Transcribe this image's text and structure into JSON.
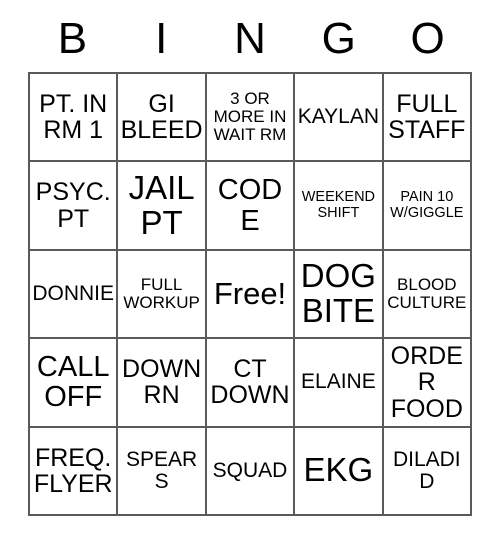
{
  "card": {
    "title": "BINGO",
    "header_letters": [
      "B",
      "I",
      "N",
      "G",
      "O"
    ],
    "columns": 5,
    "rows": 5,
    "colors": {
      "background": "#ffffff",
      "text": "#000000",
      "grid_line": "#5a5a5a"
    },
    "squares": [
      {
        "text": "PT. IN RM 1",
        "size": "fs-l",
        "name": "square-pt-in-rm-1"
      },
      {
        "text": "GI BLEED",
        "size": "fs-l",
        "name": "square-gi-bleed"
      },
      {
        "text": "3 OR MORE IN WAIT RM",
        "size": "fs-s",
        "name": "square-3-or-more-in-wait-rm"
      },
      {
        "text": "KAYLAN",
        "size": "fs-m",
        "name": "square-kaylan"
      },
      {
        "text": "FULL STAFF",
        "size": "fs-l",
        "name": "square-full-staff"
      },
      {
        "text": "PSYC. PT",
        "size": "fs-l",
        "name": "square-psyc-pt"
      },
      {
        "text": "JAIL PT",
        "size": "fs-xxl",
        "name": "square-jail-pt"
      },
      {
        "text": "CODE",
        "size": "fs-xl",
        "name": "square-code"
      },
      {
        "text": "WEEKEND SHIFT",
        "size": "fs-xs",
        "name": "square-weekend-shift"
      },
      {
        "text": "PAIN 10 W/GIGGLE",
        "size": "fs-xs",
        "name": "square-pain-10-w-giggle"
      },
      {
        "text": "DONNIE",
        "size": "fs-m",
        "name": "square-donnie"
      },
      {
        "text": "FULL WORKUP",
        "size": "fs-s",
        "name": "square-full-workup"
      },
      {
        "text": "Free!",
        "size": "free",
        "name": "square-free-space"
      },
      {
        "text": "DOG BITE",
        "size": "fs-xxl",
        "name": "square-dog-bite"
      },
      {
        "text": "BLOOD CULTURE",
        "size": "fs-s",
        "name": "square-blood-culture"
      },
      {
        "text": "CALL OFF",
        "size": "fs-xl",
        "name": "square-call-off"
      },
      {
        "text": "DOWN RN",
        "size": "fs-l",
        "name": "square-down-rn"
      },
      {
        "text": "CT DOWN",
        "size": "fs-l",
        "name": "square-ct-down"
      },
      {
        "text": "ELAINE",
        "size": "fs-m",
        "name": "square-elaine"
      },
      {
        "text": "ORDER FOOD",
        "size": "fs-l",
        "name": "square-order-food"
      },
      {
        "text": "FREQ. FLYER",
        "size": "fs-l",
        "name": "square-freq-flyer"
      },
      {
        "text": "SPEARS",
        "size": "fs-m",
        "name": "square-spears"
      },
      {
        "text": "SQUAD",
        "size": "fs-m",
        "name": "square-squad"
      },
      {
        "text": "EKG",
        "size": "fs-xxl",
        "name": "square-ekg"
      },
      {
        "text": "DILADID",
        "size": "fs-m",
        "name": "square-diladid"
      }
    ]
  }
}
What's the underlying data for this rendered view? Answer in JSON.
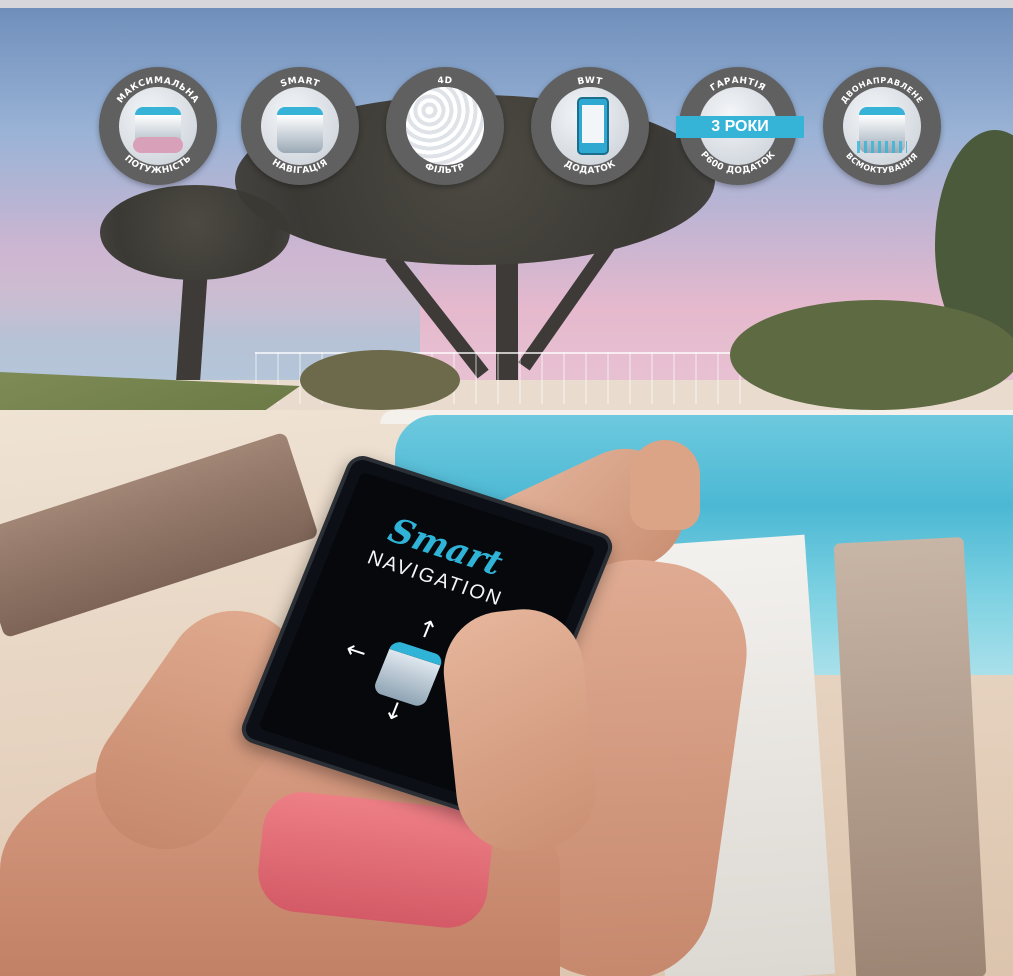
{
  "badges": [
    {
      "top": "МАКСИМАЛЬНА",
      "bottom": "ПОТУЖНІСТЬ",
      "icon": "robot-power-icon"
    },
    {
      "top": "SMART",
      "bottom": "НАВІГАЦІЯ",
      "icon": "robot-navigation-icon"
    },
    {
      "top": "4D",
      "bottom": "ФІЛЬТР",
      "icon": "filter-icon"
    },
    {
      "top": "BWT",
      "bottom": "ДОДАТОК",
      "icon": "phone-app-icon"
    },
    {
      "top": "ГАРАНТІЯ",
      "ribbon": "3 РОКИ",
      "bottom": "P600 ДОДАТОК",
      "icon": "warranty-icon"
    },
    {
      "top": "ДВОНАПРАВЛЕНЕ",
      "bottom": "ВСМОКТУВАННЯ",
      "icon": "suction-icon"
    }
  ],
  "tablet": {
    "title_script": "Smart",
    "title_main": "NAVIGATION",
    "arrows": {
      "up": "↑",
      "down": "↓",
      "left": "←",
      "right": "→"
    }
  },
  "colors": {
    "accent": "#35b4d8",
    "badge": "#606060"
  }
}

- - - - -

REQUIRED WORK
Omit the pictures, then quote the rest of the material above exactly.

ANSWER TO THE PROBLEM
Transcribe this image's text and structure into JSON.
{
  "card": {
    "title": "BINGO",
    "header_letters": [
      "B",
      "I",
      "N",
      "G",
      "O"
    ],
    "columns": 5,
    "rows": 5,
    "colors": {
      "background": "#ffffff",
      "text": "#000000",
      "grid_line": "#5a5a5a"
    },
    "squares": [
      {
        "text": "PT. IN RM 1",
        "size": "fs-l",
        "name": "square-pt-in-rm-1"
      },
      {
        "text": "GI BLEED",
        "size": "fs-l",
        "name": "square-gi-bleed"
      },
      {
        "text": "3 OR MORE IN WAIT RM",
        "size": "fs-s",
        "name": "square-3-or-more-in-wait-rm"
      },
      {
        "text": "KAYLAN",
        "size": "fs-m",
        "name": "square-kaylan"
      },
      {
        "text": "FULL STAFF",
        "size": "fs-l",
        "name": "square-full-staff"
      },
      {
        "text": "PSYC. PT",
        "size": "fs-l",
        "name": "square-psyc-pt"
      },
      {
        "text": "JAIL PT",
        "size": "fs-xxl",
        "name": "square-jail-pt"
      },
      {
        "text": "CODE",
        "size": "fs-xl",
        "name": "square-code"
      },
      {
        "text": "WEEKEND SHIFT",
        "size": "fs-xs",
        "name": "square-weekend-shift"
      },
      {
        "text": "PAIN 10 W/GIGGLE",
        "size": "fs-xs",
        "name": "square-pain-10-w-giggle"
      },
      {
        "text": "DONNIE",
        "size": "fs-m",
        "name": "square-donnie"
      },
      {
        "text": "FULL WORKUP",
        "size": "fs-s",
        "name": "square-full-workup"
      },
      {
        "text": "Free!",
        "size": "free",
        "name": "square-free-space"
      },
      {
        "text": "DOG BITE",
        "size": "fs-xxl",
        "name": "square-dog-bite"
      },
      {
        "text": "BLOOD CULTURE",
        "size": "fs-s",
        "name": "square-blood-culture"
      },
      {
        "text": "CALL OFF",
        "size": "fs-xl",
        "name": "square-call-off"
      },
      {
        "text": "DOWN RN",
        "size": "fs-l",
        "name": "square-down-rn"
      },
      {
        "text": "CT DOWN",
        "size": "fs-l",
        "name": "square-ct-down"
      },
      {
        "text": "ELAINE",
        "size": "fs-m",
        "name": "square-elaine"
      },
      {
        "text": "ORDER FOOD",
        "size": "fs-l",
        "name": "square-order-food"
      },
      {
        "text": "FREQ. FLYER",
        "size": "fs-l",
        "name": "square-freq-flyer"
      },
      {
        "text": "SPEARS",
        "size": "fs-m",
        "name": "square-spears"
      },
      {
        "text": "SQUAD",
        "size": "fs-m",
        "name": "square-squad"
      },
      {
        "text": "EKG",
        "size": "fs-xxl",
        "name": "square-ekg"
      },
      {
        "text": "DILADID",
        "size": "fs-m",
        "name": "square-diladid"
      }
    ]
  }
}
What's the underlying data for this rendered view? Answer in JSON.
{
  "badges": [
    {
      "top": "МАКСИМАЛЬНА",
      "bottom": "ПОТУЖНІСТЬ",
      "icon": "robot-power-icon"
    },
    {
      "top": "SMART",
      "bottom": "НАВІГАЦІЯ",
      "icon": "robot-navigation-icon"
    },
    {
      "top": "4D",
      "bottom": "ФІЛЬТР",
      "icon": "filter-icon"
    },
    {
      "top": "BWT",
      "bottom": "ДОДАТОК",
      "icon": "phone-app-icon"
    },
    {
      "top": "ГАРАНТІЯ",
      "ribbon": "3 РОКИ",
      "bottom": "P600 ДОДАТОК",
      "icon": "warranty-icon"
    },
    {
      "top": "ДВОНАПРАВЛЕНЕ",
      "bottom": "ВСМОКТУВАННЯ",
      "icon": "suction-icon"
    }
  ],
  "tablet": {
    "title_script": "Smart",
    "title_main": "NAVIGATION",
    "arrows": {
      "up": "↑",
      "down": "↓",
      "left": "←",
      "right": "→"
    }
  },
  "colors": {
    "accent": "#35b4d8",
    "badge": "#606060"
  }
}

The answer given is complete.